Data items

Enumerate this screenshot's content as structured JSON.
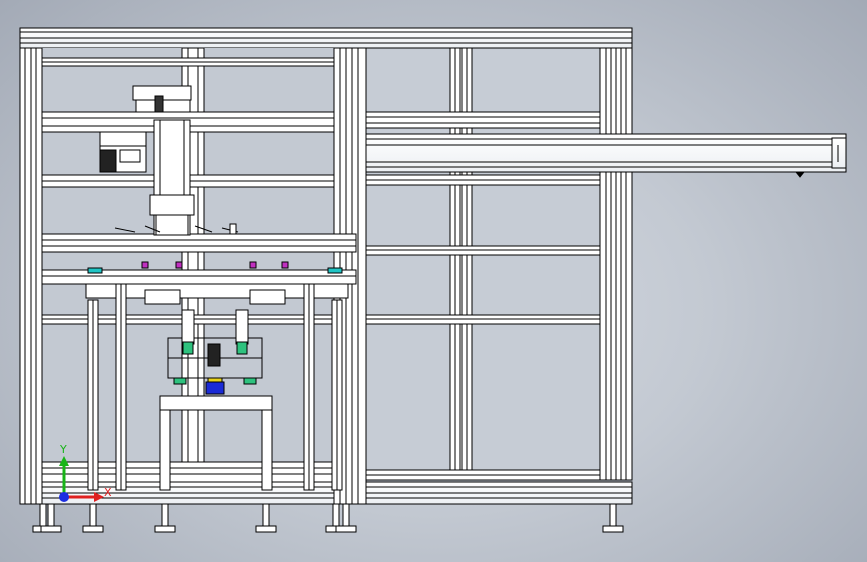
{
  "viewport": {
    "background_top": "#d4d9e1",
    "background_edge": "#a3aab6"
  },
  "model": {
    "frame_color": "#ffffff",
    "line_color": "#000000",
    "panel_color": "#c4cad3"
  },
  "parts": {
    "sensor_green": "#2ec27e",
    "clamp_blue": "#1b2bd6",
    "pad_yellow": "#e8d21a",
    "marker_magenta": "#c02fc0",
    "marker_cyan": "#1fc4c4"
  },
  "triad": {
    "x_label": "X",
    "y_label": "Y",
    "x_color": "#e02020",
    "y_color": "#18b418",
    "z_color": "#1c2ee0"
  }
}
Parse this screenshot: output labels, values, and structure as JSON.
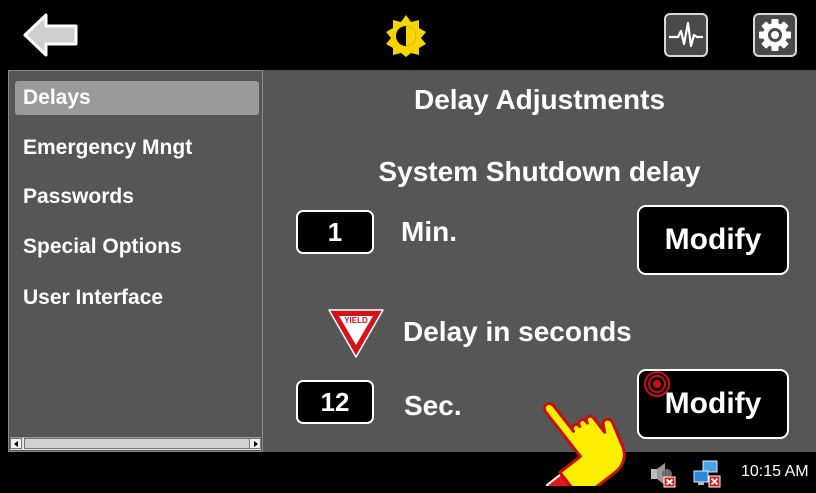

#### THE EXERCISE
Reproduce all of the material above word for word. Omit the pictures.

#### RESPONSE TO THIS EXERCISE
Enumerate this screenshot's content as structured JSON.
{
  "viewport": {
    "background_top": "#d4d9e1",
    "background_edge": "#a3aab6"
  },
  "model": {
    "frame_color": "#ffffff",
    "line_color": "#000000",
    "panel_color": "#c4cad3"
  },
  "parts": {
    "sensor_green": "#2ec27e",
    "clamp_blue": "#1b2bd6",
    "pad_yellow": "#e8d21a",
    "marker_magenta": "#c02fc0",
    "marker_cyan": "#1fc4c4"
  },
  "triad": {
    "x_label": "X",
    "y_label": "Y",
    "x_color": "#e02020",
    "y_color": "#18b418",
    "z_color": "#1c2ee0"
  }
}
Parse this screenshot: output labels, values, and structure as JSON.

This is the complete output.